The data
** BEGIN **

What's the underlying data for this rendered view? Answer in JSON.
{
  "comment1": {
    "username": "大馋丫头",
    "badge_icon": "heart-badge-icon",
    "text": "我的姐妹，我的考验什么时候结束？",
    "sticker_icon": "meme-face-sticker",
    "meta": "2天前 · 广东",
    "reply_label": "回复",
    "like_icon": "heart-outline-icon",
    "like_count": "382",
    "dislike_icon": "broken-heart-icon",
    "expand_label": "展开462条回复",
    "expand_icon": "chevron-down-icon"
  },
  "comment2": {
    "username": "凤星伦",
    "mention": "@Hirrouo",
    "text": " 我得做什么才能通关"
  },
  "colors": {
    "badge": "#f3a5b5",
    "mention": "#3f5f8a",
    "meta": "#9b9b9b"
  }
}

** END **

What is required
Transcribe every line of the data, exactly as it stands.

Final answer
What's the underlying data for this rendered view? Answer in JSON.
{
  "comment1": {
    "username": "大馋丫头",
    "badge_icon": "heart-badge-icon",
    "text": "我的姐妹，我的考验什么时候结束？",
    "sticker_icon": "meme-face-sticker",
    "meta": "2天前 · 广东",
    "reply_label": "回复",
    "like_icon": "heart-outline-icon",
    "like_count": "382",
    "dislike_icon": "broken-heart-icon",
    "expand_label": "展开462条回复",
    "expand_icon": "chevron-down-icon"
  },
  "comment2": {
    "username": "凤星伦",
    "mention": "@Hirrouo",
    "text": " 我得做什么才能通关"
  },
  "colors": {
    "badge": "#f3a5b5",
    "mention": "#3f5f8a",
    "meta": "#9b9b9b"
  }
}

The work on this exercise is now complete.